What to produce:
Look at the entries below and reproduce them exactly.

Supplied records:
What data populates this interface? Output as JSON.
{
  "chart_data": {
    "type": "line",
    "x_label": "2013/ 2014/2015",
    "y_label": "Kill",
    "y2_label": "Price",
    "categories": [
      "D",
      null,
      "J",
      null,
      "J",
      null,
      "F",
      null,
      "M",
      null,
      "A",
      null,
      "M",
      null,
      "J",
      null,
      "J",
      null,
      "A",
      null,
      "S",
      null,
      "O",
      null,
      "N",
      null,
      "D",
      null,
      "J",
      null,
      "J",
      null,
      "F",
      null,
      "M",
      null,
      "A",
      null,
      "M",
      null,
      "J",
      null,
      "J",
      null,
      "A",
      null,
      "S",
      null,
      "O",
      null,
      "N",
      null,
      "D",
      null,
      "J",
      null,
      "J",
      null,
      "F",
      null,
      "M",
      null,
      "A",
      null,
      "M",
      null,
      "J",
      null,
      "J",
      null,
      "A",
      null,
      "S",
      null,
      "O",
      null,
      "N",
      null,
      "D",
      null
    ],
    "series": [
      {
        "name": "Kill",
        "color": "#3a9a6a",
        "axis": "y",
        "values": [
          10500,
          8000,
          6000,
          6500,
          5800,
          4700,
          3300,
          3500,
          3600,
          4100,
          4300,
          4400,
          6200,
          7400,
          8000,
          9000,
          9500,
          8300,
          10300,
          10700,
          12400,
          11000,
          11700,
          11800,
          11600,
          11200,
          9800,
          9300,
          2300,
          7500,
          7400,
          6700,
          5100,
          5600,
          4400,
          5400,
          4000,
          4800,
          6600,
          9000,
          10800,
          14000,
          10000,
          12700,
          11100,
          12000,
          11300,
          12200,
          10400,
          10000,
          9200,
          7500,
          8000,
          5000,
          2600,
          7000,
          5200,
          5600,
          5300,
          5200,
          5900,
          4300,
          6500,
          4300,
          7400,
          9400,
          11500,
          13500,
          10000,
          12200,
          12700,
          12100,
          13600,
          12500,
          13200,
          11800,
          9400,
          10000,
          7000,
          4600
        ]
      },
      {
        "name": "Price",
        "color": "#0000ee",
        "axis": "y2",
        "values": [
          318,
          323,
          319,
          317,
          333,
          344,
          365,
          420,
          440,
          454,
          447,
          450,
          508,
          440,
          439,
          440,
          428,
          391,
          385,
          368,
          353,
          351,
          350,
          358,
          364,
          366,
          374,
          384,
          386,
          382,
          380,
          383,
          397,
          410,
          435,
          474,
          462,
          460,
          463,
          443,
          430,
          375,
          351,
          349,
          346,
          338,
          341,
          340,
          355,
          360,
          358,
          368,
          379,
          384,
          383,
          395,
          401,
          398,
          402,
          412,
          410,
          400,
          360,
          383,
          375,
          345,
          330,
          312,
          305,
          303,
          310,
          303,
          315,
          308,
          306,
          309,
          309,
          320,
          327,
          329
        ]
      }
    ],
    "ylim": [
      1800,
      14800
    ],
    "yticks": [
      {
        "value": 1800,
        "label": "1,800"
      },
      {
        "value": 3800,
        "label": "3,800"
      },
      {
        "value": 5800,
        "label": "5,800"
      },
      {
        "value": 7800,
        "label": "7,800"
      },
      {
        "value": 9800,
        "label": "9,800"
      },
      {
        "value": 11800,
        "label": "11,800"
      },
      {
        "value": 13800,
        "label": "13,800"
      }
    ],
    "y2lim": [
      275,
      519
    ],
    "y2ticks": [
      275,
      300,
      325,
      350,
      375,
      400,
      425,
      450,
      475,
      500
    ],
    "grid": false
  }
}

The completed task:
What data populates this interface? Output as JSON.
{
  "chart_data": {
    "type": "line",
    "x_label": "2013/ 2014/2015",
    "y_label": "Kill",
    "y2_label": "Price",
    "categories": [
      "D",
      null,
      "J",
      null,
      "J",
      null,
      "F",
      null,
      "M",
      null,
      "A",
      null,
      "M",
      null,
      "J",
      null,
      "J",
      null,
      "A",
      null,
      "S",
      null,
      "O",
      null,
      "N",
      null,
      "D",
      null,
      "J",
      null,
      "J",
      null,
      "F",
      null,
      "M",
      null,
      "A",
      null,
      "M",
      null,
      "J",
      null,
      "J",
      null,
      "A",
      null,
      "S",
      null,
      "O",
      null,
      "N",
      null,
      "D",
      null,
      "J",
      null,
      "J",
      null,
      "F",
      null,
      "M",
      null,
      "A",
      null,
      "M",
      null,
      "J",
      null,
      "J",
      null,
      "A",
      null,
      "S",
      null,
      "O",
      null,
      "N",
      null,
      "D",
      null
    ],
    "series": [
      {
        "name": "Kill",
        "color": "#3a9a6a",
        "axis": "y",
        "values": [
          10500,
          8000,
          6000,
          6500,
          5800,
          4700,
          3300,
          3500,
          3600,
          4100,
          4300,
          4400,
          6200,
          7400,
          8000,
          9000,
          9500,
          8300,
          10300,
          10700,
          12400,
          11000,
          11700,
          11800,
          11600,
          11200,
          9800,
          9300,
          2300,
          7500,
          7400,
          6700,
          5100,
          5600,
          4400,
          5400,
          4000,
          4800,
          6600,
          9000,
          10800,
          14000,
          10000,
          12700,
          11100,
          12000,
          11300,
          12200,
          10400,
          10000,
          9200,
          7500,
          8000,
          5000,
          2600,
          7000,
          5200,
          5600,
          5300,
          5200,
          5900,
          4300,
          6500,
          4300,
          7400,
          9400,
          11500,
          13500,
          10000,
          12200,
          12700,
          12100,
          13600,
          12500,
          13200,
          11800,
          9400,
          10000,
          7000,
          4600
        ]
      },
      {
        "name": "Price",
        "color": "#0000ee",
        "axis": "y2",
        "values": [
          318,
          323,
          319,
          317,
          333,
          344,
          365,
          420,
          440,
          454,
          447,
          450,
          508,
          440,
          439,
          440,
          428,
          391,
          385,
          368,
          353,
          351,
          350,
          358,
          364,
          366,
          374,
          384,
          386,
          382,
          380,
          383,
          397,
          410,
          435,
          474,
          462,
          460,
          463,
          443,
          430,
          375,
          351,
          349,
          346,
          338,
          341,
          340,
          355,
          360,
          358,
          368,
          379,
          384,
          383,
          395,
          401,
          398,
          402,
          412,
          410,
          400,
          360,
          383,
          375,
          345,
          330,
          312,
          305,
          303,
          310,
          303,
          315,
          308,
          306,
          309,
          309,
          320,
          327,
          329
        ]
      }
    ],
    "ylim": [
      1800,
      14800
    ],
    "yticks": [
      {
        "value": 1800,
        "label": "1,800"
      },
      {
        "value": 3800,
        "label": "3,800"
      },
      {
        "value": 5800,
        "label": "5,800"
      },
      {
        "value": 7800,
        "label": "7,800"
      },
      {
        "value": 9800,
        "label": "9,800"
      },
      {
        "value": 11800,
        "label": "11,800"
      },
      {
        "value": 13800,
        "label": "13,800"
      }
    ],
    "y2lim": [
      275,
      519
    ],
    "y2ticks": [
      275,
      300,
      325,
      350,
      375,
      400,
      425,
      450,
      475,
      500
    ],
    "grid": false
  }
}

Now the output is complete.